- _What this task involves_:
Each record below is to be reproduced without any change.

---- Recorded information

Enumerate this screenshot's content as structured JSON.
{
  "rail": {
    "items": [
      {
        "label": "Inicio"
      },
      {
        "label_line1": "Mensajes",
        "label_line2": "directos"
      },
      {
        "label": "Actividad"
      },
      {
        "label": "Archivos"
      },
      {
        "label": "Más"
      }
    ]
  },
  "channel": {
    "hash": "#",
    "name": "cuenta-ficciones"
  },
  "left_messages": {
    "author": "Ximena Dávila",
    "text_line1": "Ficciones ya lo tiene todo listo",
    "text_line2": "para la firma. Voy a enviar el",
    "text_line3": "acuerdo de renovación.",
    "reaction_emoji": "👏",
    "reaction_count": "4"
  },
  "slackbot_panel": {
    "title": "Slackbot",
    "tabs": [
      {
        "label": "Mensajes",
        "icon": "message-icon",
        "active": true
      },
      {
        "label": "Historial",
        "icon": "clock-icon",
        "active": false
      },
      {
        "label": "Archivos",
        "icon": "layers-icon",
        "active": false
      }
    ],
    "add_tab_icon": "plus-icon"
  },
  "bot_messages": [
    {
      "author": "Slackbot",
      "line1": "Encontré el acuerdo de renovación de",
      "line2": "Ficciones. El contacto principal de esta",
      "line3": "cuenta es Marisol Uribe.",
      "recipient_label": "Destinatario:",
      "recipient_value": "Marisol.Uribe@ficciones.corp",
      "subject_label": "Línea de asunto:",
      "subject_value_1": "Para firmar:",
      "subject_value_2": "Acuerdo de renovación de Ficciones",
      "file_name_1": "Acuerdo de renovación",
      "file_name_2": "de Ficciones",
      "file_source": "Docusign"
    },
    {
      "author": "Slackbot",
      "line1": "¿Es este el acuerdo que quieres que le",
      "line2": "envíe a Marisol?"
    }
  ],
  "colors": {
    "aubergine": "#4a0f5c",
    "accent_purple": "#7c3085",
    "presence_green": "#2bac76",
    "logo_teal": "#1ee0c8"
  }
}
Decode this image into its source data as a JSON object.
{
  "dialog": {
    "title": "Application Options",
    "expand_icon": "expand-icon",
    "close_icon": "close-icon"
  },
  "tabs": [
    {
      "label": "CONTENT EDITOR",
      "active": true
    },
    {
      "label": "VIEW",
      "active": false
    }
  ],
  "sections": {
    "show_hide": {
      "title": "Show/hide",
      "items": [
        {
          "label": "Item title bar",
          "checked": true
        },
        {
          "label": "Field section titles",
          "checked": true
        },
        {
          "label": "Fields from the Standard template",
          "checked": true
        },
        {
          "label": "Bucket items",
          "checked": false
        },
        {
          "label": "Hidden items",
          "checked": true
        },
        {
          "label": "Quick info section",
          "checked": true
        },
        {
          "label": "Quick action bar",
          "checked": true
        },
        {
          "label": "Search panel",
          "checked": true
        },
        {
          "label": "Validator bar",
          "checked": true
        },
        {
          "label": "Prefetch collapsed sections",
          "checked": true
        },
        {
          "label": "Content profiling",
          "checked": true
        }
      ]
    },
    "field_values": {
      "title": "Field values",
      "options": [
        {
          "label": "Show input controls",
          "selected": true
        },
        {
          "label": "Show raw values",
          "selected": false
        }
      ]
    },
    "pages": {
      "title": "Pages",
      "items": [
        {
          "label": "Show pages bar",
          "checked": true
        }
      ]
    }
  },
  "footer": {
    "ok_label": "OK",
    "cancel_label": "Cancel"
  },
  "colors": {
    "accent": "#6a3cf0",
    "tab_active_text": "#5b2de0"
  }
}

--------

- _Exercise answer_:
Enumerate this screenshot's content as structured JSON.
{
  "rail": {
    "items": [
      {
        "label": "Inicio"
      },
      {
        "label_line1": "Mensajes",
        "label_line2": "directos"
      },
      {
        "label": "Actividad"
      },
      {
        "label": "Archivos"
      },
      {
        "label": "Más"
      }
    ]
  },
  "channel": {
    "hash": "#",
    "name": "cuenta-ficciones"
  },
  "left_messages": {
    "author": "Ximena Dávila",
    "text_line1": "Ficciones ya lo tiene todo listo",
    "text_line2": "para la firma. Voy a enviar el",
    "text_line3": "acuerdo de renovación.",
    "reaction_emoji": "👏",
    "reaction_count": "4"
  },
  "slackbot_panel": {
    "title": "Slackbot",
    "tabs": [
      {
        "label": "Mensajes",
        "icon": "message-icon",
        "active": true
      },
      {
        "label": "Historial",
        "icon": "clock-icon",
        "active": false
      },
      {
        "label": "Archivos",
        "icon": "layers-icon",
        "active": false
      }
    ],
    "add_tab_icon": "plus-icon"
  },
  "bot_messages": [
    {
      "author": "Slackbot",
      "line1": "Encontré el acuerdo de renovación de",
      "line2": "Ficciones. El contacto principal de esta",
      "line3": "cuenta es Marisol Uribe.",
      "recipient_label": "Destinatario:",
      "recipient_value": "Marisol.Uribe@ficciones.corp",
      "subject_label": "Línea de asunto:",
      "subject_value_1": "Para firmar:",
      "subject_value_2": "Acuerdo de renovación de Ficciones",
      "file_name_1": "Acuerdo de renovación",
      "file_name_2": "de Ficciones",
      "file_source": "Docusign"
    },
    {
      "author": "Slackbot",
      "line1": "¿Es este el acuerdo que quieres que le",
      "line2": "envíe a Marisol?"
    }
  ],
  "colors": {
    "aubergine": "#4a0f5c",
    "accent_purple": "#7c3085",
    "presence_green": "#2bac76",
    "logo_teal": "#1ee0c8"
  }
}
Decode this image into its source data as a JSON object.
{
  "dialog": {
    "title": "Application Options",
    "expand_icon": "expand-icon",
    "close_icon": "close-icon"
  },
  "tabs": [
    {
      "label": "CONTENT EDITOR",
      "active": true
    },
    {
      "label": "VIEW",
      "active": false
    }
  ],
  "sections": {
    "show_hide": {
      "title": "Show/hide",
      "items": [
        {
          "label": "Item title bar",
          "checked": true
        },
        {
          "label": "Field section titles",
          "checked": true
        },
        {
          "label": "Fields from the Standard template",
          "checked": true
        },
        {
          "label": "Bucket items",
          "checked": false
        },
        {
          "label": "Hidden items",
          "checked": true
        },
        {
          "label": "Quick info section",
          "checked": true
        },
        {
          "label": "Quick action bar",
          "checked": true
        },
        {
          "label": "Search panel",
          "checked": true
        },
        {
          "label": "Validator bar",
          "checked": true
        },
        {
          "label": "Prefetch collapsed sections",
          "checked": true
        },
        {
          "label": "Content profiling",
          "checked": true
        }
      ]
    },
    "field_values": {
      "title": "Field values",
      "options": [
        {
          "label": "Show input controls",
          "selected": true
        },
        {
          "label": "Show raw values",
          "selected": false
        }
      ]
    },
    "pages": {
      "title": "Pages",
      "items": [
        {
          "label": "Show pages bar",
          "checked": true
        }
      ]
    }
  },
  "footer": {
    "ok_label": "OK",
    "cancel_label": "Cancel"
  },
  "colors": {
    "accent": "#6a3cf0",
    "tab_active_text": "#5b2de0"
  }
}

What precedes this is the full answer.